*Task statement*: Write the material out again in full, exactly.

>>>>>

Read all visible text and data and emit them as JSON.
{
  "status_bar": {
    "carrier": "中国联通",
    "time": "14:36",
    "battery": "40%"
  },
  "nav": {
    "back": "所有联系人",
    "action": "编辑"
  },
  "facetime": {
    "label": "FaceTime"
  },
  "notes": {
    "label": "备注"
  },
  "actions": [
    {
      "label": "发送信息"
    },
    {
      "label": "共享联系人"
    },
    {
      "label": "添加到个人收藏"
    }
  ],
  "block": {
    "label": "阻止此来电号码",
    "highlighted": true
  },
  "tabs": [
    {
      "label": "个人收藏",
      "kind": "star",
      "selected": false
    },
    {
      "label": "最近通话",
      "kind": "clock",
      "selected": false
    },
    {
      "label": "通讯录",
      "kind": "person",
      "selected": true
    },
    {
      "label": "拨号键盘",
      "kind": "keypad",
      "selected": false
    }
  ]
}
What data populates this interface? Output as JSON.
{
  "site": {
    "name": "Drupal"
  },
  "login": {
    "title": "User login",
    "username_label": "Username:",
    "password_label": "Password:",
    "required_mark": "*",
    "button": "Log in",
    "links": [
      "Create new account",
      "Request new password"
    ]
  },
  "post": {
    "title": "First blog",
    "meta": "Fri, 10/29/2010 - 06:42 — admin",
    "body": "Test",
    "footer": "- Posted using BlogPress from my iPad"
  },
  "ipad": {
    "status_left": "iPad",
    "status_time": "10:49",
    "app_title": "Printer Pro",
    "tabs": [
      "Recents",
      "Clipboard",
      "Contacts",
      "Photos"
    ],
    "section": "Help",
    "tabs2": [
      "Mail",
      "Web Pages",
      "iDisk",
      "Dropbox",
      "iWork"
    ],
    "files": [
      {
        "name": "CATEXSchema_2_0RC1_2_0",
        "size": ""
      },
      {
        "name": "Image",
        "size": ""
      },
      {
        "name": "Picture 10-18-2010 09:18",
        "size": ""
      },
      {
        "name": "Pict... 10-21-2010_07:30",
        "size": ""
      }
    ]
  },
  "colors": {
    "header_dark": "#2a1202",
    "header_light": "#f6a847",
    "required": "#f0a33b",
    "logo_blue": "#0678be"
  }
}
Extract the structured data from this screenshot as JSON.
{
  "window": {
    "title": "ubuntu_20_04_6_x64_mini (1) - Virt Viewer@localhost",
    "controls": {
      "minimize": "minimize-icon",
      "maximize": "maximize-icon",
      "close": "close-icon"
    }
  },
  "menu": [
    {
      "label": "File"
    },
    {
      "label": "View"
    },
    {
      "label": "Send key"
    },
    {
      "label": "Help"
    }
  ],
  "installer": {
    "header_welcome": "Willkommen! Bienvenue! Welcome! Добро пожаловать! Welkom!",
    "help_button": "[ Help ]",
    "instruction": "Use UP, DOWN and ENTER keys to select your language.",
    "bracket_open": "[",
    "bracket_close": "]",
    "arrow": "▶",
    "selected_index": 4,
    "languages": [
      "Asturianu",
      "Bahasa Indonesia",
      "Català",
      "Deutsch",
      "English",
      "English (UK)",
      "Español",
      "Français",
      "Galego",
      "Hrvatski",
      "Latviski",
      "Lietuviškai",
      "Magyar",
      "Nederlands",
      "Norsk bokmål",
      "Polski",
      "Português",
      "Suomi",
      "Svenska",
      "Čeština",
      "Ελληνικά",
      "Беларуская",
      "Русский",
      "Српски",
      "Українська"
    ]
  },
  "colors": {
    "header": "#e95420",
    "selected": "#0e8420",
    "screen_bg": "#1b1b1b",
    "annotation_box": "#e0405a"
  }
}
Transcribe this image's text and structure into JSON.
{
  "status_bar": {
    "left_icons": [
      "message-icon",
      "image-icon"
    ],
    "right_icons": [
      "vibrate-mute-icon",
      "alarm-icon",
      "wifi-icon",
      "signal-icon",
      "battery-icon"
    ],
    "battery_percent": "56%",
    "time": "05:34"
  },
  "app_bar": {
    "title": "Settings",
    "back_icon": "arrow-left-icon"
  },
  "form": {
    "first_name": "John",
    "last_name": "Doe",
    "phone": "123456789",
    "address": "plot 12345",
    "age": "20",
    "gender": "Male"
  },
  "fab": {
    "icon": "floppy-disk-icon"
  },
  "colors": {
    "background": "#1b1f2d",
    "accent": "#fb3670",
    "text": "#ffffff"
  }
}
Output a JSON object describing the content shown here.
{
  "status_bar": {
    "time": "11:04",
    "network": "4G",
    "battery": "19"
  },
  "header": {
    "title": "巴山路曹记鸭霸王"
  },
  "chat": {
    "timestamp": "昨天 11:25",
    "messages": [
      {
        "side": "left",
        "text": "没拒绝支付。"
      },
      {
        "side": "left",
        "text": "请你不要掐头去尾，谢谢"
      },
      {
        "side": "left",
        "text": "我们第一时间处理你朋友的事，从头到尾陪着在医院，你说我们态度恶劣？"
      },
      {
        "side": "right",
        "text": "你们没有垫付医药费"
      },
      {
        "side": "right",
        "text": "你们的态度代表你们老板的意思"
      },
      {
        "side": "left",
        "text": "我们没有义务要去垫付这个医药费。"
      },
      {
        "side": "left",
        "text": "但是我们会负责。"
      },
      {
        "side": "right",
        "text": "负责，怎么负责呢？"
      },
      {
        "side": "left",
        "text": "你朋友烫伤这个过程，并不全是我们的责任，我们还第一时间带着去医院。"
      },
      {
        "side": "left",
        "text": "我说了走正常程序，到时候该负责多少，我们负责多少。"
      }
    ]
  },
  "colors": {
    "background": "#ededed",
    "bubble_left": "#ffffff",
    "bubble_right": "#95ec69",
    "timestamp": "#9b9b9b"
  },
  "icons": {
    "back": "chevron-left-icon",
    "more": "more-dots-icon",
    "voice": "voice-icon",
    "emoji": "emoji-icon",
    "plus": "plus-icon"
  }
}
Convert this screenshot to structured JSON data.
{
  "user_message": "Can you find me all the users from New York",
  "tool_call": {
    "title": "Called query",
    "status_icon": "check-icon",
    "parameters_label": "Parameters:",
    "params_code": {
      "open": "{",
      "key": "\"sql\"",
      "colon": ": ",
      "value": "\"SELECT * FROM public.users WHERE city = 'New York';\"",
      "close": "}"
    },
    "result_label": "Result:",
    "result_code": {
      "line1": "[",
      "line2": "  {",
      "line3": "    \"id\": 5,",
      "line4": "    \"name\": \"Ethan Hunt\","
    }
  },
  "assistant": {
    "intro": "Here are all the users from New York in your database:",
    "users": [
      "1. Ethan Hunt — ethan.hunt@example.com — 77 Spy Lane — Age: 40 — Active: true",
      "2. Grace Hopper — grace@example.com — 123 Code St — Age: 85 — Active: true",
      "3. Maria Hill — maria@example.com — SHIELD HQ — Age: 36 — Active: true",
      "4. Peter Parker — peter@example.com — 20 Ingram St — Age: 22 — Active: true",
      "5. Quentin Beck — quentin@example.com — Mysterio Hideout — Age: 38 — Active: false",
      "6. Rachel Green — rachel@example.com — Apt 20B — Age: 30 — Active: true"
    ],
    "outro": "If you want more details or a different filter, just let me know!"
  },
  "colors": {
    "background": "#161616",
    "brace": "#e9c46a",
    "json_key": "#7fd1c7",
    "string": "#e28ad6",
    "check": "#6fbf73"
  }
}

<<<<<

*Solution*:
Read all visible text and data and emit them as JSON.
{
  "status_bar": {
    "carrier": "中国联通",
    "time": "14:36",
    "battery": "40%"
  },
  "nav": {
    "back": "所有联系人",
    "action": "编辑"
  },
  "facetime": {
    "label": "FaceTime"
  },
  "notes": {
    "label": "备注"
  },
  "actions": [
    {
      "label": "发送信息"
    },
    {
      "label": "共享联系人"
    },
    {
      "label": "添加到个人收藏"
    }
  ],
  "block": {
    "label": "阻止此来电号码",
    "highlighted": true
  },
  "tabs": [
    {
      "label": "个人收藏",
      "kind": "star",
      "selected": false
    },
    {
      "label": "最近通话",
      "kind": "clock",
      "selected": false
    },
    {
      "label": "通讯录",
      "kind": "person",
      "selected": true
    },
    {
      "label": "拨号键盘",
      "kind": "keypad",
      "selected": false
    }
  ]
}
What data populates this interface? Output as JSON.
{
  "site": {
    "name": "Drupal"
  },
  "login": {
    "title": "User login",
    "username_label": "Username:",
    "password_label": "Password:",
    "required_mark": "*",
    "button": "Log in",
    "links": [
      "Create new account",
      "Request new password"
    ]
  },
  "post": {
    "title": "First blog",
    "meta": "Fri, 10/29/2010 - 06:42 — admin",
    "body": "Test",
    "footer": "- Posted using BlogPress from my iPad"
  },
  "ipad": {
    "status_left": "iPad",
    "status_time": "10:49",
    "app_title": "Printer Pro",
    "tabs": [
      "Recents",
      "Clipboard",
      "Contacts",
      "Photos"
    ],
    "section": "Help",
    "tabs2": [
      "Mail",
      "Web Pages",
      "iDisk",
      "Dropbox",
      "iWork"
    ],
    "files": [
      {
        "name": "CATEXSchema_2_0RC1_2_0",
        "size": ""
      },
      {
        "name": "Image",
        "size": ""
      },
      {
        "name": "Picture 10-18-2010 09:18",
        "size": ""
      },
      {
        "name": "Pict... 10-21-2010_07:30",
        "size": ""
      }
    ]
  },
  "colors": {
    "header_dark": "#2a1202",
    "header_light": "#f6a847",
    "required": "#f0a33b",
    "logo_blue": "#0678be"
  }
}
Extract the structured data from this screenshot as JSON.
{
  "window": {
    "title": "ubuntu_20_04_6_x64_mini (1) - Virt Viewer@localhost",
    "controls": {
      "minimize": "minimize-icon",
      "maximize": "maximize-icon",
      "close": "close-icon"
    }
  },
  "menu": [
    {
      "label": "File"
    },
    {
      "label": "View"
    },
    {
      "label": "Send key"
    },
    {
      "label": "Help"
    }
  ],
  "installer": {
    "header_welcome": "Willkommen! Bienvenue! Welcome! Добро пожаловать! Welkom!",
    "help_button": "[ Help ]",
    "instruction": "Use UP, DOWN and ENTER keys to select your language.",
    "bracket_open": "[",
    "bracket_close": "]",
    "arrow": "▶",
    "selected_index": 4,
    "languages": [
      "Asturianu",
      "Bahasa Indonesia",
      "Català",
      "Deutsch",
      "English",
      "English (UK)",
      "Español",
      "Français",
      "Galego",
      "Hrvatski",
      "Latviski",
      "Lietuviškai",
      "Magyar",
      "Nederlands",
      "Norsk bokmål",
      "Polski",
      "Português",
      "Suomi",
      "Svenska",
      "Čeština",
      "Ελληνικά",
      "Беларуская",
      "Русский",
      "Српски",
      "Українська"
    ]
  },
  "colors": {
    "header": "#e95420",
    "selected": "#0e8420",
    "screen_bg": "#1b1b1b",
    "annotation_box": "#e0405a"
  }
}
Transcribe this image's text and structure into JSON.
{
  "status_bar": {
    "left_icons": [
      "message-icon",
      "image-icon"
    ],
    "right_icons": [
      "vibrate-mute-icon",
      "alarm-icon",
      "wifi-icon",
      "signal-icon",
      "battery-icon"
    ],
    "battery_percent": "56%",
    "time": "05:34"
  },
  "app_bar": {
    "title": "Settings",
    "back_icon": "arrow-left-icon"
  },
  "form": {
    "first_name": "John",
    "last_name": "Doe",
    "phone": "123456789",
    "address": "plot 12345",
    "age": "20",
    "gender": "Male"
  },
  "fab": {
    "icon": "floppy-disk-icon"
  },
  "colors": {
    "background": "#1b1f2d",
    "accent": "#fb3670",
    "text": "#ffffff"
  }
}
Output a JSON object describing the content shown here.
{
  "status_bar": {
    "time": "11:04",
    "network": "4G",
    "battery": "19"
  },
  "header": {
    "title": "巴山路曹记鸭霸王"
  },
  "chat": {
    "timestamp": "昨天 11:25",
    "messages": [
      {
        "side": "left",
        "text": "没拒绝支付。"
      },
      {
        "side": "left",
        "text": "请你不要掐头去尾，谢谢"
      },
      {
        "side": "left",
        "text": "我们第一时间处理你朋友的事，从头到尾陪着在医院，你说我们态度恶劣？"
      },
      {
        "side": "right",
        "text": "你们没有垫付医药费"
      },
      {
        "side": "right",
        "text": "你们的态度代表你们老板的意思"
      },
      {
        "side": "left",
        "text": "我们没有义务要去垫付这个医药费。"
      },
      {
        "side": "left",
        "text": "但是我们会负责。"
      },
      {
        "side": "right",
        "text": "负责，怎么负责呢？"
      },
      {
        "side": "left",
        "text": "你朋友烫伤这个过程，并不全是我们的责任，我们还第一时间带着去医院。"
      },
      {
        "side": "left",
        "text": "我说了走正常程序，到时候该负责多少，我们负责多少。"
      }
    ]
  },
  "colors": {
    "background": "#ededed",
    "bubble_left": "#ffffff",
    "bubble_right": "#95ec69",
    "timestamp": "#9b9b9b"
  },
  "icons": {
    "back": "chevron-left-icon",
    "more": "more-dots-icon",
    "voice": "voice-icon",
    "emoji": "emoji-icon",
    "plus": "plus-icon"
  }
}
Convert this screenshot to structured JSON data.
{
  "user_message": "Can you find me all the users from New York",
  "tool_call": {
    "title": "Called query",
    "status_icon": "check-icon",
    "parameters_label": "Parameters:",
    "params_code": {
      "open": "{",
      "key": "\"sql\"",
      "colon": ": ",
      "value": "\"SELECT * FROM public.users WHERE city = 'New York';\"",
      "close": "}"
    },
    "result_label": "Result:",
    "result_code": {
      "line1": "[",
      "line2": "  {",
      "line3": "    \"id\": 5,",
      "line4": "    \"name\": \"Ethan Hunt\","
    }
  },
  "assistant": {
    "intro": "Here are all the users from New York in your database:",
    "users": [
      "1. Ethan Hunt — ethan.hunt@example.com — 77 Spy Lane — Age: 40 — Active: true",
      "2. Grace Hopper — grace@example.com — 123 Code St — Age: 85 — Active: true",
      "3. Maria Hill — maria@example.com — SHIELD HQ — Age: 36 — Active: true",
      "4. Peter Parker — peter@example.com — 20 Ingram St — Age: 22 — Active: true",
      "5. Quentin Beck — quentin@example.com — Mysterio Hideout — Age: 38 — Active: false",
      "6. Rachel Green — rachel@example.com — Apt 20B — Age: 30 — Active: true"
    ],
    "outro": "If you want more details or a different filter, just let me know!"
  },
  "colors": {
    "background": "#161616",
    "brace": "#e9c46a",
    "json_key": "#7fd1c7",
    "string": "#e28ad6",
    "check": "#6fbf73"
  }
}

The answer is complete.